== Task statement ==
Below are the records. Count the lines containing the string "Proposed", and reply with the number alone.

-------- Given data --------

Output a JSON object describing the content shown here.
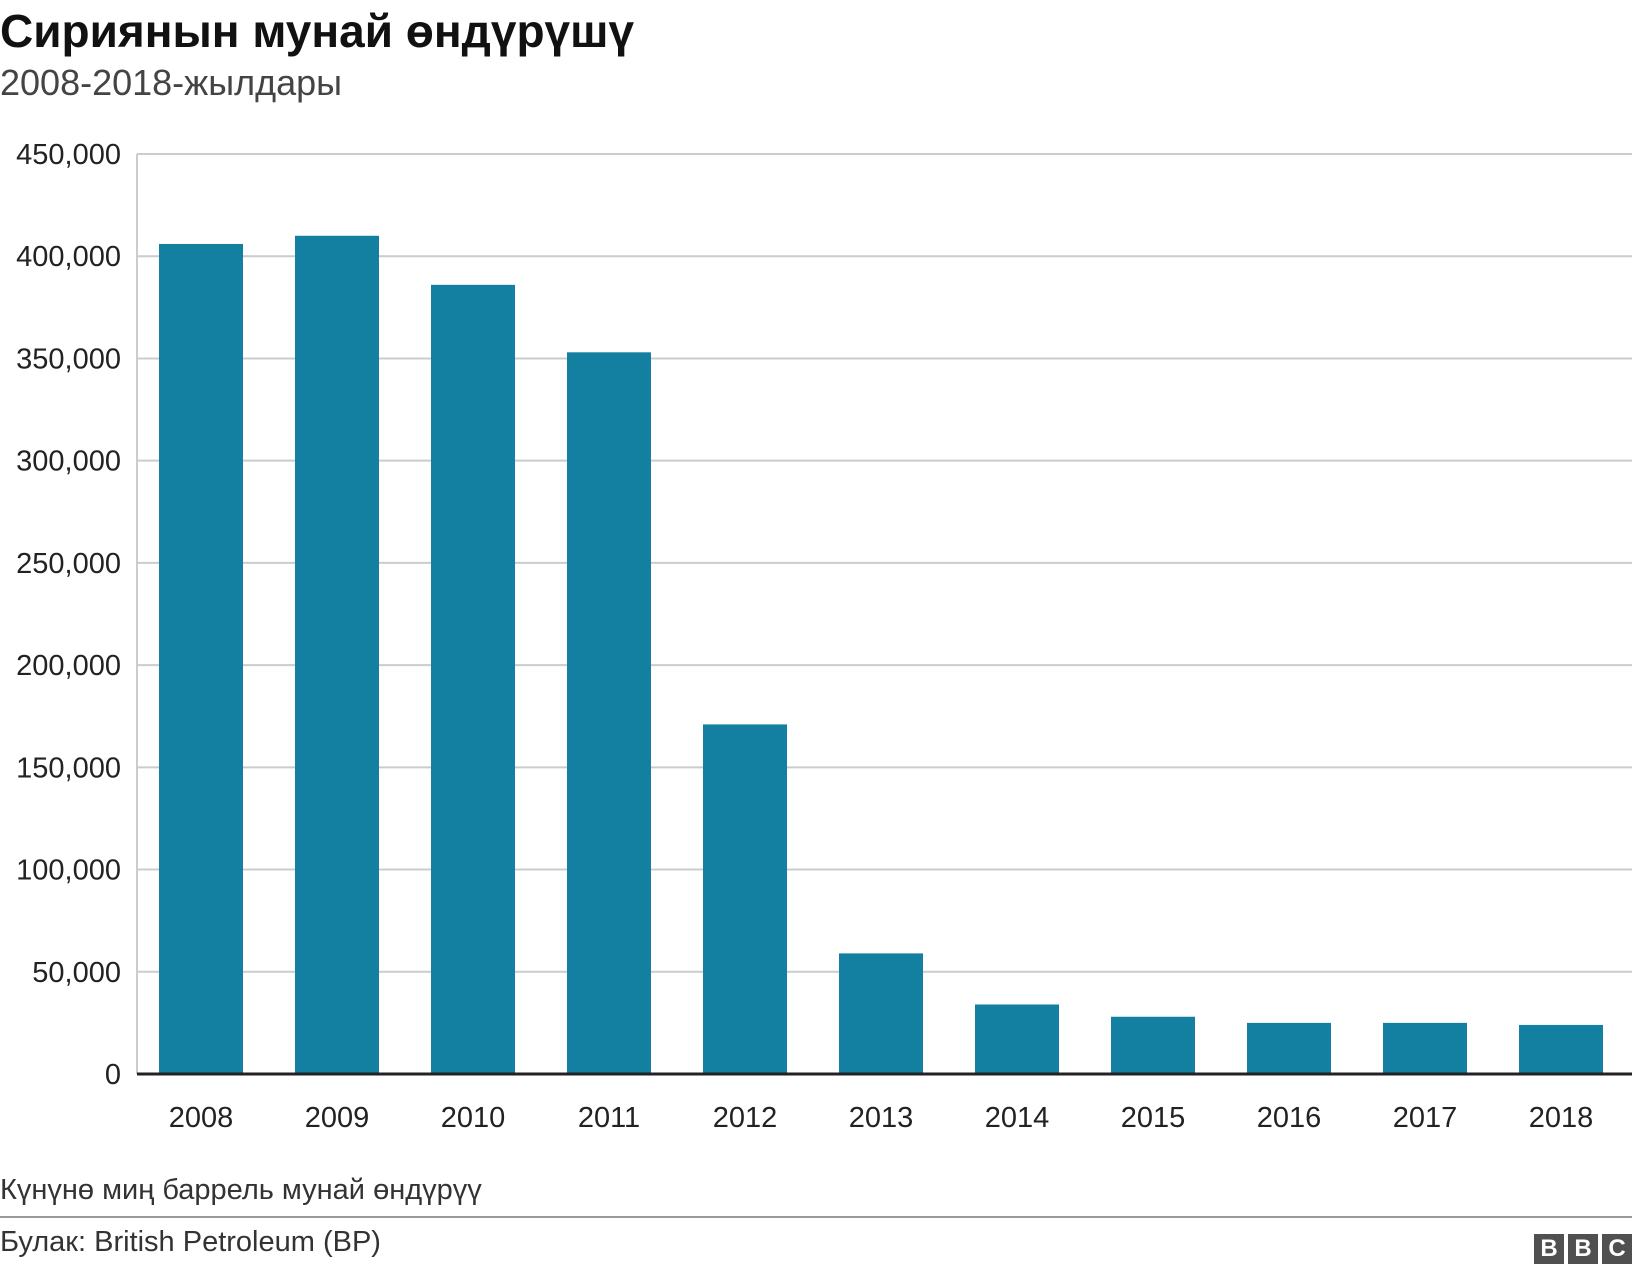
{
  "chart_data": {
    "type": "bar",
    "title": "Сириянын мунай өндүрүшү",
    "subtitle": "2008-2018-жылдары",
    "categories": [
      "2008",
      "2009",
      "2010",
      "2011",
      "2012",
      "2013",
      "2014",
      "2015",
      "2016",
      "2017",
      "2018"
    ],
    "values": [
      406000,
      410000,
      386000,
      353000,
      171000,
      59000,
      34000,
      28000,
      25000,
      25000,
      24000
    ],
    "ylim": [
      0,
      450000
    ],
    "yticks": [
      0,
      50000,
      100000,
      150000,
      200000,
      250000,
      300000,
      350000,
      400000,
      450000
    ],
    "ytick_labels": [
      "0",
      "50,000",
      "100,000",
      "150,000",
      "200,000",
      "250,000",
      "300,000",
      "350,000",
      "400,000",
      "450,000"
    ],
    "grid": true,
    "bar_color": "#1380a1",
    "note": "Күнүнө миң баррель мунай өндүрүү",
    "source": "Булак: British Petroleum (BP)"
  },
  "logo": {
    "letters": [
      "B",
      "B",
      "C"
    ]
  }
}
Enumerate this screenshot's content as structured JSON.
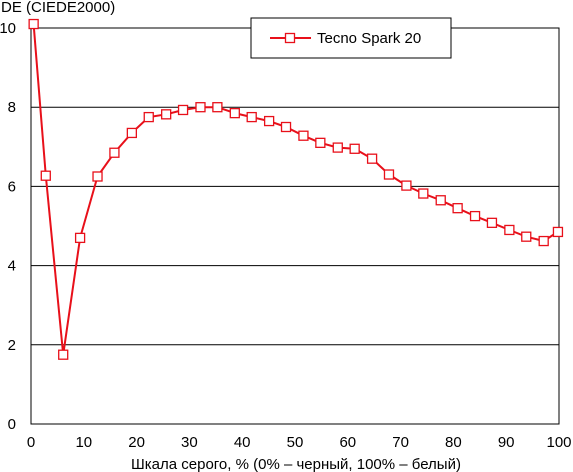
{
  "chart_data": {
    "type": "line",
    "title": "",
    "ylabel": "DE (CIEDE2000)",
    "xlabel": "Шкала серого, % (0% – черный, 100% – белый)",
    "xlim": [
      0,
      100
    ],
    "ylim": [
      0,
      10
    ],
    "xticks": [
      0,
      10,
      20,
      30,
      40,
      50,
      60,
      70,
      80,
      90,
      100
    ],
    "yticks": [
      0,
      2,
      4,
      6,
      8,
      10
    ],
    "grid": "horizontal",
    "legend_position": "top-right",
    "series": [
      {
        "name": "Tecno Spark 20",
        "color": "#e8101a",
        "marker": "square",
        "x": [
          0.5,
          2.8,
          6.1,
          9.3,
          12.6,
          15.8,
          19.1,
          22.3,
          25.6,
          28.8,
          32.1,
          35.3,
          38.6,
          41.8,
          45.1,
          48.3,
          51.6,
          54.8,
          58.1,
          61.3,
          64.6,
          67.8,
          71.1,
          74.3,
          77.6,
          80.8,
          84.1,
          87.3,
          90.6,
          93.8,
          97.1,
          99.8
        ],
        "y": [
          10.1,
          6.27,
          1.75,
          4.7,
          6.25,
          6.85,
          7.35,
          7.75,
          7.82,
          7.93,
          8.0,
          8.0,
          7.85,
          7.75,
          7.65,
          7.5,
          7.28,
          7.1,
          6.98,
          6.95,
          6.7,
          6.3,
          6.02,
          5.82,
          5.65,
          5.45,
          5.25,
          5.08,
          4.9,
          4.73,
          4.62,
          4.85
        ]
      }
    ]
  }
}
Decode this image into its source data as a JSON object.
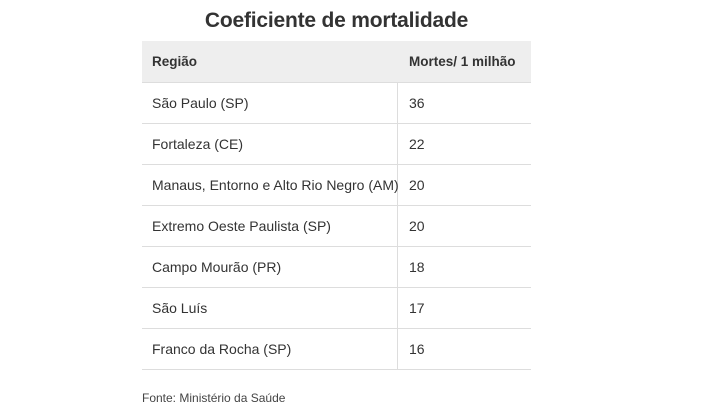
{
  "chart_data": {
    "type": "table",
    "title": "Coeficiente de mortalidade",
    "columns": [
      "Região",
      "Mortes/ 1 milhão"
    ],
    "rows": [
      {
        "region": "São Paulo (SP)",
        "value": 36
      },
      {
        "region": "Fortaleza (CE)",
        "value": 22
      },
      {
        "region": "Manaus, Entorno e Alto Rio Negro (AM)",
        "value": 20
      },
      {
        "region": "Extremo Oeste Paulista (SP)",
        "value": 20
      },
      {
        "region": "Campo Mourão (PR)",
        "value": 18
      },
      {
        "region": "São Luís",
        "value": 17
      },
      {
        "region": "Franco da Rocha (SP)",
        "value": 16
      }
    ],
    "source": "Fonte: Ministério da Saúde"
  }
}
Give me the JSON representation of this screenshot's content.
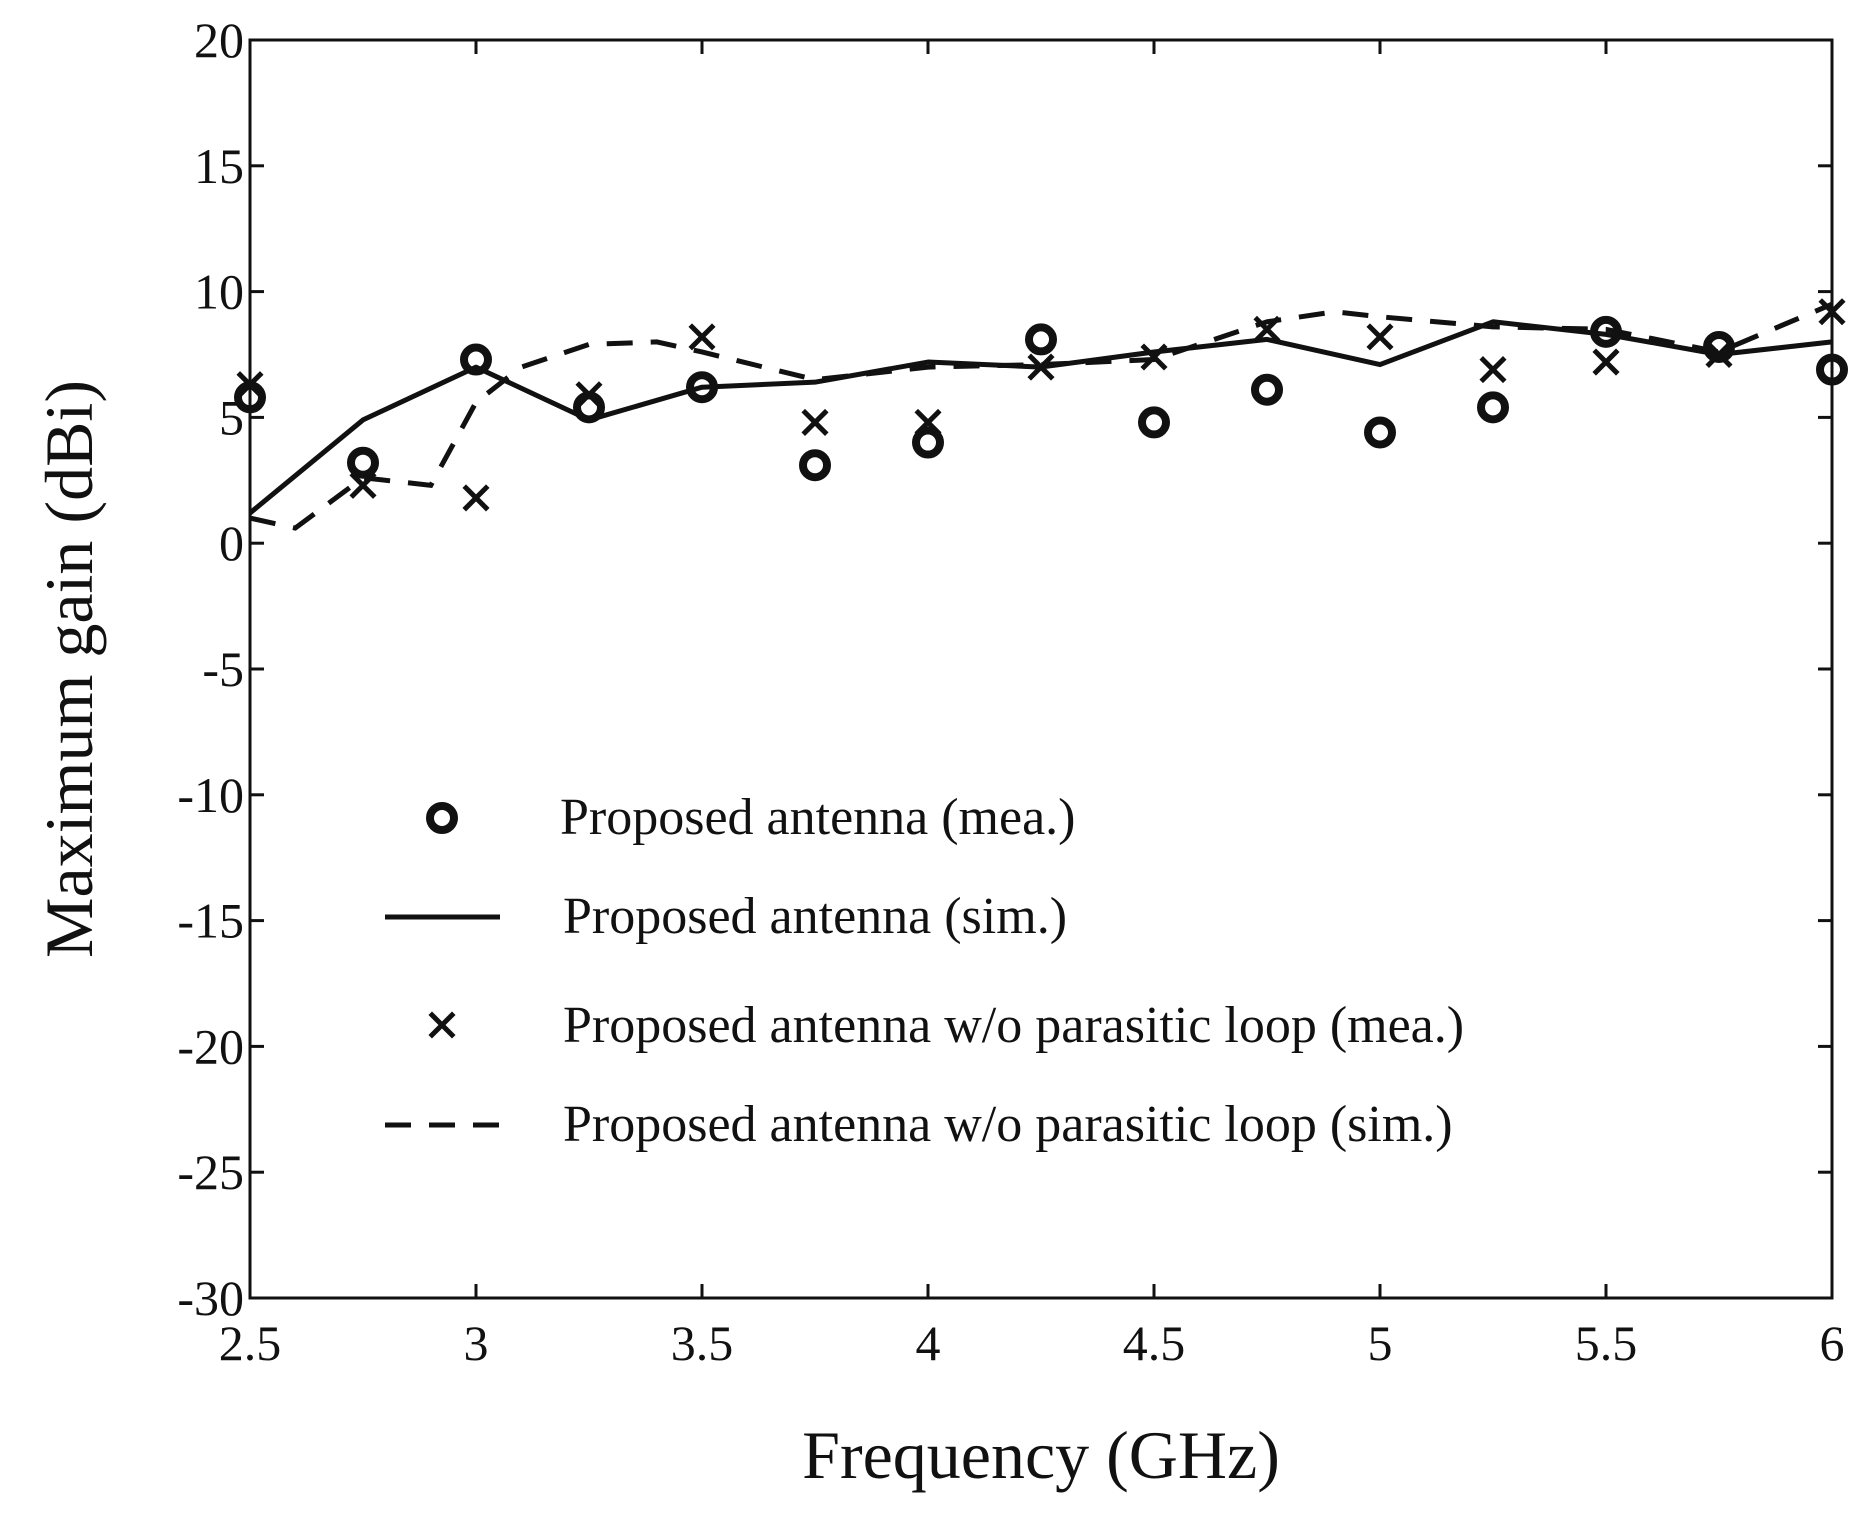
{
  "chart_data": {
    "type": "line",
    "title": "",
    "xlabel": "Frequency (GHz)",
    "ylabel": "Maximum gain (dBi)",
    "xlim": [
      2.5,
      6
    ],
    "ylim": [
      -30,
      20
    ],
    "grid": false,
    "x_ticks": [
      2.5,
      3,
      3.5,
      4,
      4.5,
      5,
      5.5,
      6
    ],
    "x_tick_labels": [
      "2.5",
      "3",
      "3.5",
      "4",
      "4.5",
      "5",
      "5.5",
      "6"
    ],
    "y_ticks": [
      20,
      15,
      10,
      5,
      0,
      -5,
      -10,
      -15,
      -20,
      -25,
      -30
    ],
    "y_tick_labels": [
      "20",
      "15",
      "10",
      "5",
      "0",
      "-5",
      "-10",
      "-15",
      "-20",
      "-25",
      "-30"
    ],
    "legend_position": "lower-center",
    "series": [
      {
        "name": "Proposed antenna (mea.)",
        "style": "circle",
        "x": [
          2.5,
          2.75,
          3.0,
          3.25,
          3.5,
          3.75,
          4.0,
          4.25,
          4.5,
          4.75,
          5.0,
          5.25,
          5.5,
          5.75,
          6.0
        ],
        "y": [
          5.8,
          3.2,
          7.3,
          5.4,
          6.2,
          3.1,
          4.0,
          8.1,
          4.8,
          6.1,
          4.4,
          5.4,
          8.4,
          7.8,
          6.9
        ]
      },
      {
        "name": "Proposed antenna (sim.)",
        "style": "solid",
        "x": [
          2.5,
          2.75,
          3.0,
          3.25,
          3.5,
          3.75,
          4.0,
          4.25,
          4.5,
          4.75,
          5.0,
          5.25,
          5.5,
          5.75,
          6.0
        ],
        "y": [
          1.2,
          4.9,
          7.0,
          4.9,
          6.2,
          6.4,
          7.2,
          7.0,
          7.6,
          8.1,
          7.1,
          8.8,
          8.3,
          7.5,
          8.0
        ]
      },
      {
        "name": "Proposed antenna w/o parasitic loop (mea.)",
        "style": "x",
        "x": [
          2.5,
          2.75,
          3.0,
          3.25,
          3.5,
          3.75,
          4.0,
          4.25,
          4.5,
          4.75,
          5.0,
          5.25,
          5.5,
          5.75,
          6.0
        ],
        "y": [
          6.3,
          2.3,
          1.8,
          5.9,
          8.2,
          4.8,
          4.8,
          7.0,
          7.4,
          8.5,
          8.2,
          6.9,
          7.2,
          7.5,
          9.2
        ]
      },
      {
        "name": "Proposed antenna w/o parasitic loop (sim.)",
        "style": "dashed",
        "x": [
          2.5,
          2.6,
          2.75,
          2.9,
          3.0,
          3.1,
          3.25,
          3.4,
          3.5,
          3.75,
          4.0,
          4.25,
          4.5,
          4.75,
          4.9,
          5.0,
          5.25,
          5.5,
          5.75,
          6.0
        ],
        "y": [
          1.0,
          0.6,
          2.6,
          2.3,
          5.6,
          7.0,
          7.9,
          8.0,
          7.6,
          6.5,
          7.0,
          7.1,
          7.3,
          8.8,
          9.2,
          9.0,
          8.6,
          8.5,
          7.6,
          9.5
        ]
      }
    ]
  }
}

--------

== Answer to the exercise ==
4